▸ **Exercise requirements**
Leave out the pictures and restate the rest of the data exactly.

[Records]
******

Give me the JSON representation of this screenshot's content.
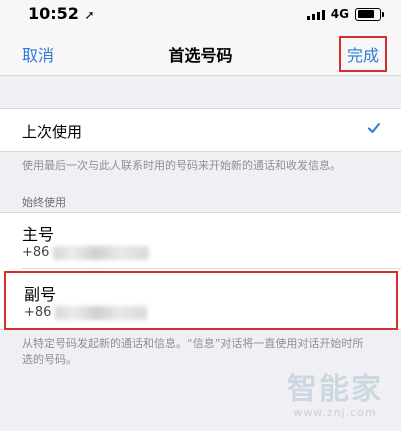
{
  "status_bar": {
    "time": "10:52",
    "location_glyph": "➚",
    "network": "4G"
  },
  "nav": {
    "cancel_label": "取消",
    "title": "首选号码",
    "done_label": "完成"
  },
  "recent": {
    "label": "上次使用",
    "selected": true,
    "footnote": "使用最后一次与此人联系时用的号码来开始新的通话和收发信息。"
  },
  "always": {
    "header": "始终使用",
    "phones": [
      {
        "label": "主号",
        "number_prefix": "+86"
      },
      {
        "label": "副号",
        "number_prefix": "+86"
      }
    ],
    "footnote": "从特定号码发起新的通话和信息。“信息”对话将一直使用对话开始时所选的号码。"
  },
  "watermark": {
    "logo": "智能家",
    "url": "www.znj.com"
  },
  "colors": {
    "accent": "#2f7ad6",
    "highlight_box": "#d32f2f",
    "background": "#efeff4"
  }
}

******

▸ **Reply to the task**
Give me the JSON representation of this screenshot's content.
{
  "status_bar": {
    "time": "10:52",
    "location_glyph": "➚",
    "network": "4G"
  },
  "nav": {
    "cancel_label": "取消",
    "title": "首选号码",
    "done_label": "完成"
  },
  "recent": {
    "label": "上次使用",
    "selected": true,
    "footnote": "使用最后一次与此人联系时用的号码来开始新的通话和收发信息。"
  },
  "always": {
    "header": "始终使用",
    "phones": [
      {
        "label": "主号",
        "number_prefix": "+86"
      },
      {
        "label": "副号",
        "number_prefix": "+86"
      }
    ],
    "footnote": "从特定号码发起新的通话和信息。“信息”对话将一直使用对话开始时所选的号码。"
  },
  "watermark": {
    "logo": "智能家",
    "url": "www.znj.com"
  },
  "colors": {
    "accent": "#2f7ad6",
    "highlight_box": "#d32f2f",
    "background": "#efeff4"
  }
}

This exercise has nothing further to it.